# AIM:
Scan the records for the word "Aktensuche". Copy each line that includes it.

*****

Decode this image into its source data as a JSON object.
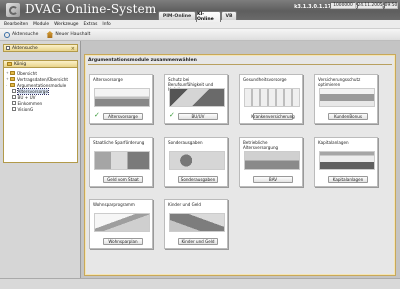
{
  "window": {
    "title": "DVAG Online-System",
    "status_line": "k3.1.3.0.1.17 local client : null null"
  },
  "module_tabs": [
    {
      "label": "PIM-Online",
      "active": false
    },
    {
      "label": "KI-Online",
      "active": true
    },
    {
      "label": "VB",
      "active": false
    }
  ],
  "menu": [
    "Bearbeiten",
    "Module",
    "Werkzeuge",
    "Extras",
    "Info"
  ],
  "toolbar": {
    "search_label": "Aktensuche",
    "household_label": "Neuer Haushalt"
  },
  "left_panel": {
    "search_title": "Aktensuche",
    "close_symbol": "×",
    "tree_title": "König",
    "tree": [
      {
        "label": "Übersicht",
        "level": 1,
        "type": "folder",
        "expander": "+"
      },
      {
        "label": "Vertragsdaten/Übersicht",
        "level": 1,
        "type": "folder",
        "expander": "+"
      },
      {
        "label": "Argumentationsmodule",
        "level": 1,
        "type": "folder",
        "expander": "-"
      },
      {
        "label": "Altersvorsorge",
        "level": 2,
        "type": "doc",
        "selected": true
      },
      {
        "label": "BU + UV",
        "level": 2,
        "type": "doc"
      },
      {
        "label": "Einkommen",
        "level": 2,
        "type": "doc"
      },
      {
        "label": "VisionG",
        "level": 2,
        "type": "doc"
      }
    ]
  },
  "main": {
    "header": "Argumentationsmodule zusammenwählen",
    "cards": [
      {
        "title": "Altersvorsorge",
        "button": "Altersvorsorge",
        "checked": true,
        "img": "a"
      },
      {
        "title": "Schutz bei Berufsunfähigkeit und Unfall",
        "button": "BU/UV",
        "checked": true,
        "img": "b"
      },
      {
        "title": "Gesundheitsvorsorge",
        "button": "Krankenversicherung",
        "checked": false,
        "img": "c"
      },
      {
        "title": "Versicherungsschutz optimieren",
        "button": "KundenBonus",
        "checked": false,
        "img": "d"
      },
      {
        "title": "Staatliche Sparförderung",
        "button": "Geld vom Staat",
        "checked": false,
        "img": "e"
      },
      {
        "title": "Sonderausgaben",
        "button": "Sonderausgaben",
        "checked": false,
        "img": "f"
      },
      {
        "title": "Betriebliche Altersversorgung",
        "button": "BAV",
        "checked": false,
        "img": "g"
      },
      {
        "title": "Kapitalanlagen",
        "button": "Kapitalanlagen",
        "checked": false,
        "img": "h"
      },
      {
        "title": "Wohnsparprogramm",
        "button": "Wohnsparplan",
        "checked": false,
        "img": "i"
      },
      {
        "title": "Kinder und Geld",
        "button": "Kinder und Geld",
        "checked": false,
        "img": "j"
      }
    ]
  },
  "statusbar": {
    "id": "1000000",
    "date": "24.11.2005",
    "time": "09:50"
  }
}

*****

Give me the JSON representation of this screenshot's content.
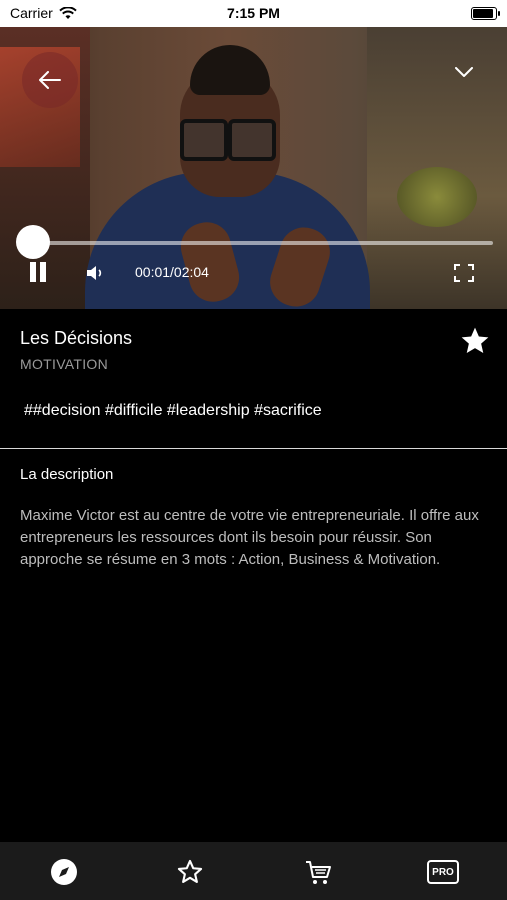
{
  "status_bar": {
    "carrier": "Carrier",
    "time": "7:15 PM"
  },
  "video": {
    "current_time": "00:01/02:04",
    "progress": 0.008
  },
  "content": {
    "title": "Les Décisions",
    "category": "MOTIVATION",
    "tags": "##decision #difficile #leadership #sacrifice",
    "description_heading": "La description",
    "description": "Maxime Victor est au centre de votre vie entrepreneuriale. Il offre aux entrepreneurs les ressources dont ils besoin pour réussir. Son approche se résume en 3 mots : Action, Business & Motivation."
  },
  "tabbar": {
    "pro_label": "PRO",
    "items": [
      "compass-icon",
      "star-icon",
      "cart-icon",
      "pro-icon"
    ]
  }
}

*****

# PROBLEM SOLUTION:
    "search_label": "Aktensuche",
    "search_title": "Aktensuche",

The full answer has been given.